## WHAT IS NEEDED
Restate each line of the listing exactly, without carrying over any pictures.

## start

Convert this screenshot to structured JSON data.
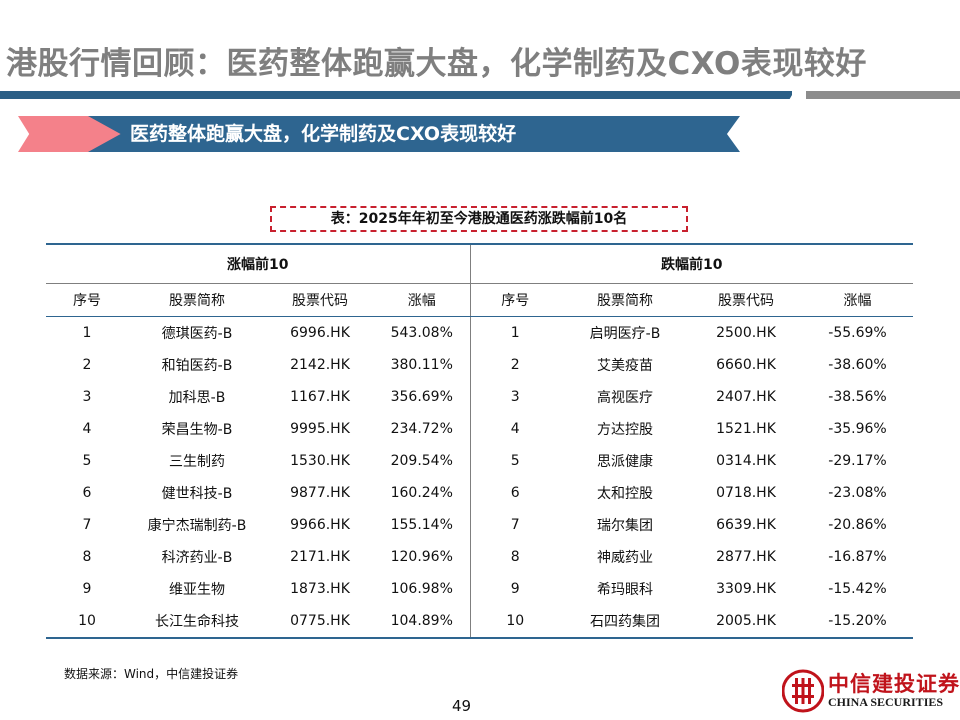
{
  "page": {
    "title": "港股行情回顾：医药整体跑赢大盘，化学制药及CXO表现较好",
    "banner": "医药整体跑赢大盘，化学制药及CXO表现较好",
    "table_caption": "表：2025年年初至今港股通医药涨跌幅前10名",
    "source": "数据来源：Wind，中信建投证券",
    "page_number": "49"
  },
  "logo": {
    "cn": "中信建投证券",
    "en": "CHINA SECURITIES"
  },
  "table": {
    "gainers_label": "涨幅前10",
    "losers_label": "跌幅前10",
    "columns": [
      "序号",
      "股票简称",
      "股票代码",
      "涨幅"
    ],
    "gainers": [
      {
        "rank": "1",
        "name": "德琪医药-B",
        "code": "6996.HK",
        "change": "543.08%"
      },
      {
        "rank": "2",
        "name": "和铂医药-B",
        "code": "2142.HK",
        "change": "380.11%"
      },
      {
        "rank": "3",
        "name": "加科思-B",
        "code": "1167.HK",
        "change": "356.69%"
      },
      {
        "rank": "4",
        "name": "荣昌生物-B",
        "code": "9995.HK",
        "change": "234.72%"
      },
      {
        "rank": "5",
        "name": "三生制药",
        "code": "1530.HK",
        "change": "209.54%"
      },
      {
        "rank": "6",
        "name": "健世科技-B",
        "code": "9877.HK",
        "change": "160.24%"
      },
      {
        "rank": "7",
        "name": "康宁杰瑞制药-B",
        "code": "9966.HK",
        "change": "155.14%"
      },
      {
        "rank": "8",
        "name": "科济药业-B",
        "code": "2171.HK",
        "change": "120.96%"
      },
      {
        "rank": "9",
        "name": "维亚生物",
        "code": "1873.HK",
        "change": "106.98%"
      },
      {
        "rank": "10",
        "name": "长江生命科技",
        "code": "0775.HK",
        "change": "104.89%"
      }
    ],
    "losers": [
      {
        "rank": "1",
        "name": "启明医疗-B",
        "code": "2500.HK",
        "change": "-55.69%"
      },
      {
        "rank": "2",
        "name": "艾美疫苗",
        "code": "6660.HK",
        "change": "-38.60%"
      },
      {
        "rank": "3",
        "name": "高视医疗",
        "code": "2407.HK",
        "change": "-38.56%"
      },
      {
        "rank": "4",
        "name": "方达控股",
        "code": "1521.HK",
        "change": "-35.96%"
      },
      {
        "rank": "5",
        "name": "思派健康",
        "code": "0314.HK",
        "change": "-29.17%"
      },
      {
        "rank": "6",
        "name": "太和控股",
        "code": "0718.HK",
        "change": "-23.08%"
      },
      {
        "rank": "7",
        "name": "瑞尔集团",
        "code": "6639.HK",
        "change": "-20.86%"
      },
      {
        "rank": "8",
        "name": "神威药业",
        "code": "2877.HK",
        "change": "-16.87%"
      },
      {
        "rank": "9",
        "name": "希玛眼科",
        "code": "3309.HK",
        "change": "-15.42%"
      },
      {
        "rank": "10",
        "name": "石四药集团",
        "code": "2005.HK",
        "change": "-15.20%"
      }
    ]
  }
}
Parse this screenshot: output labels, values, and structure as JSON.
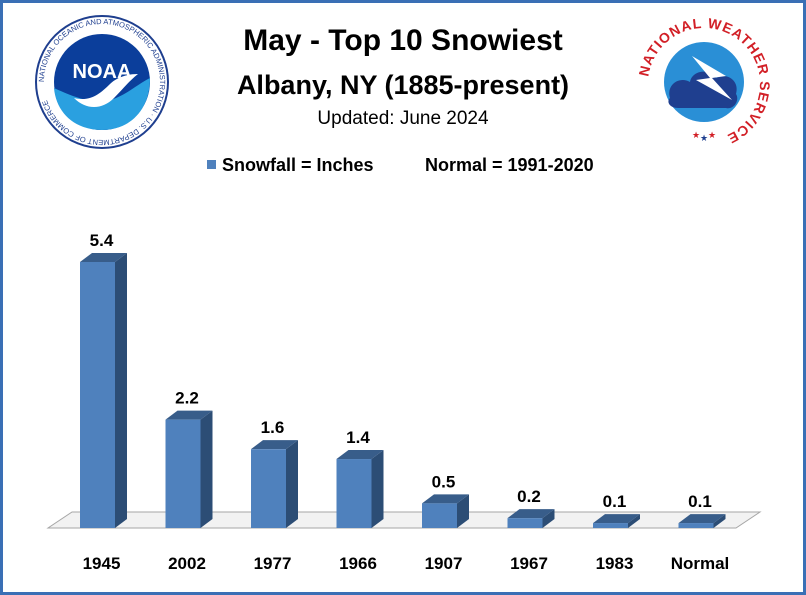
{
  "header": {
    "title": "May - Top 10 Snowiest",
    "subtitle": "Albany, NY (1885-present)",
    "updated": "Updated: June 2024"
  },
  "legend": {
    "series_label": "Snowfall = Inches",
    "normal_label": "Normal = 1991-2020"
  },
  "logos": {
    "noaa_text": "NOAA",
    "noaa_ring_text": "NATIONAL OCEANIC AND ATMOSPHERIC ADMINISTRATION · U.S. DEPARTMENT OF COMMERCE",
    "nws_text": "NATIONAL WEATHER SERVICE"
  },
  "colors": {
    "bar_front": "#4f81bd",
    "bar_side": "#2c4d75",
    "bar_top": "#385d8a",
    "frame": "#3a6fb5"
  },
  "chart_data": {
    "type": "bar",
    "categories": [
      "1945",
      "2002",
      "1977",
      "1966",
      "1907",
      "1967",
      "1983",
      "Normal"
    ],
    "values": [
      5.4,
      2.2,
      1.6,
      1.4,
      0.5,
      0.2,
      0.1,
      0.1
    ],
    "data_labels": [
      "5.4",
      "2.2",
      "1.6",
      "1.4",
      "0.5",
      "0.2",
      "0.1",
      "0.1"
    ],
    "ylim": [
      0,
      5.4
    ],
    "grid": false,
    "legend_position": "top-center"
  }
}
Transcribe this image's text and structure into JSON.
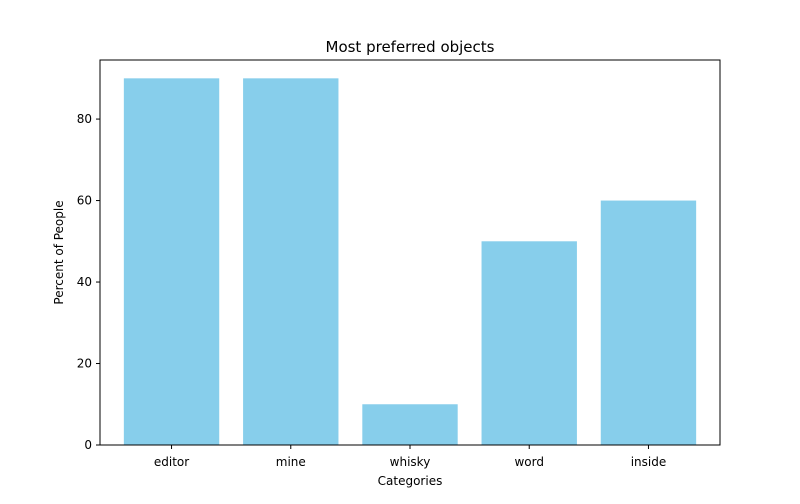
{
  "chart_data": {
    "type": "bar",
    "title": "Most preferred objects",
    "xlabel": "Categories",
    "ylabel": "Percent of People",
    "categories": [
      "editor",
      "mine",
      "whisky",
      "word",
      "inside"
    ],
    "values": [
      90,
      90,
      10,
      50,
      60
    ],
    "ylim": [
      0,
      94.5
    ],
    "yticks": [
      0,
      20,
      40,
      60,
      80
    ],
    "bar_color": "#87CEEB",
    "grid": false,
    "legend": "none"
  }
}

## end

## SOLUTION FOR THIS EXERCISE
Convert this screenshot to structured JSON data.
{
  "page": {
    "title": "港股行情回顾：医药整体跑赢大盘，化学制药及CXO表现较好",
    "banner": "医药整体跑赢大盘，化学制药及CXO表现较好",
    "table_caption": "表：2025年年初至今港股通医药涨跌幅前10名",
    "source": "数据来源：Wind，中信建投证券",
    "page_number": "49"
  },
  "logo": {
    "cn": "中信建投证券",
    "en": "CHINA SECURITIES"
  },
  "table": {
    "gainers_label": "涨幅前10",
    "losers_label": "跌幅前10",
    "columns": [
      "序号",
      "股票简称",
      "股票代码",
      "涨幅"
    ],
    "gainers": [
      {
        "rank": "1",
        "name": "德琪医药-B",
        "code": "6996.HK",
        "change": "543.08%"
      },
      {
        "rank": "2",
        "name": "和铂医药-B",
        "code": "2142.HK",
        "change": "380.11%"
      },
      {
        "rank": "3",
        "name": "加科思-B",
        "code": "1167.HK",
        "change": "356.69%"
      },
      {
        "rank": "4",
        "name": "荣昌生物-B",
        "code": "9995.HK",
        "change": "234.72%"
      },
      {
        "rank": "5",
        "name": "三生制药",
        "code": "1530.HK",
        "change": "209.54%"
      },
      {
        "rank": "6",
        "name": "健世科技-B",
        "code": "9877.HK",
        "change": "160.24%"
      },
      {
        "rank": "7",
        "name": "康宁杰瑞制药-B",
        "code": "9966.HK",
        "change": "155.14%"
      },
      {
        "rank": "8",
        "name": "科济药业-B",
        "code": "2171.HK",
        "change": "120.96%"
      },
      {
        "rank": "9",
        "name": "维亚生物",
        "code": "1873.HK",
        "change": "106.98%"
      },
      {
        "rank": "10",
        "name": "长江生命科技",
        "code": "0775.HK",
        "change": "104.89%"
      }
    ],
    "losers": [
      {
        "rank": "1",
        "name": "启明医疗-B",
        "code": "2500.HK",
        "change": "-55.69%"
      },
      {
        "rank": "2",
        "name": "艾美疫苗",
        "code": "6660.HK",
        "change": "-38.60%"
      },
      {
        "rank": "3",
        "name": "高视医疗",
        "code": "2407.HK",
        "change": "-38.56%"
      },
      {
        "rank": "4",
        "name": "方达控股",
        "code": "1521.HK",
        "change": "-35.96%"
      },
      {
        "rank": "5",
        "name": "思派健康",
        "code": "0314.HK",
        "change": "-29.17%"
      },
      {
        "rank": "6",
        "name": "太和控股",
        "code": "0718.HK",
        "change": "-23.08%"
      },
      {
        "rank": "7",
        "name": "瑞尔集团",
        "code": "6639.HK",
        "change": "-20.86%"
      },
      {
        "rank": "8",
        "name": "神威药业",
        "code": "2877.HK",
        "change": "-16.87%"
      },
      {
        "rank": "9",
        "name": "希玛眼科",
        "code": "3309.HK",
        "change": "-15.42%"
      },
      {
        "rank": "10",
        "name": "石四药集团",
        "code": "2005.HK",
        "change": "-15.20%"
      }
    ]
  }
}
Parse this screenshot: output labels, values, and structure as JSON.
{
  "header": {
    "title": "May - Top 10 Snowiest",
    "subtitle": "Albany, NY (1885-present)",
    "updated": "Updated: June 2024"
  },
  "legend": {
    "series_label": "Snowfall = Inches",
    "normal_label": "Normal = 1991-2020"
  },
  "logos": {
    "noaa_text": "NOAA",
    "noaa_ring_text": "NATIONAL OCEANIC AND ATMOSPHERIC ADMINISTRATION · U.S. DEPARTMENT OF COMMERCE",
    "nws_text": "NATIONAL WEATHER SERVICE"
  },
  "colors": {
    "bar_front": "#4f81bd",
    "bar_side": "#2c4d75",
    "bar_top": "#385d8a",
    "frame": "#3a6fb5"
  },
  "chart_data": {
    "type": "bar",
    "categories": [
      "1945",
      "2002",
      "1977",
      "1966",
      "1907",
      "1967",
      "1983",
      "Normal"
    ],
    "values": [
      5.4,
      2.2,
      1.6,
      1.4,
      0.5,
      0.2,
      0.1,
      0.1
    ],
    "data_labels": [
      "5.4",
      "2.2",
      "1.6",
      "1.4",
      "0.5",
      "0.2",
      "0.1",
      "0.1"
    ],
    "ylim": [
      0,
      5.4
    ],
    "grid": false,
    "legend_position": "top-center"
  }
}
Transcribe this image's text and structure into JSON.
{
  "chart_data": {
    "type": "bar",
    "title": "Most preferred objects",
    "xlabel": "Categories",
    "ylabel": "Percent of People",
    "categories": [
      "editor",
      "mine",
      "whisky",
      "word",
      "inside"
    ],
    "values": [
      90,
      90,
      10,
      50,
      60
    ],
    "ylim": [
      0,
      94.5
    ],
    "yticks": [
      0,
      20,
      40,
      60,
      80
    ],
    "bar_color": "#87CEEB",
    "grid": false,
    "legend": "none"
  }
}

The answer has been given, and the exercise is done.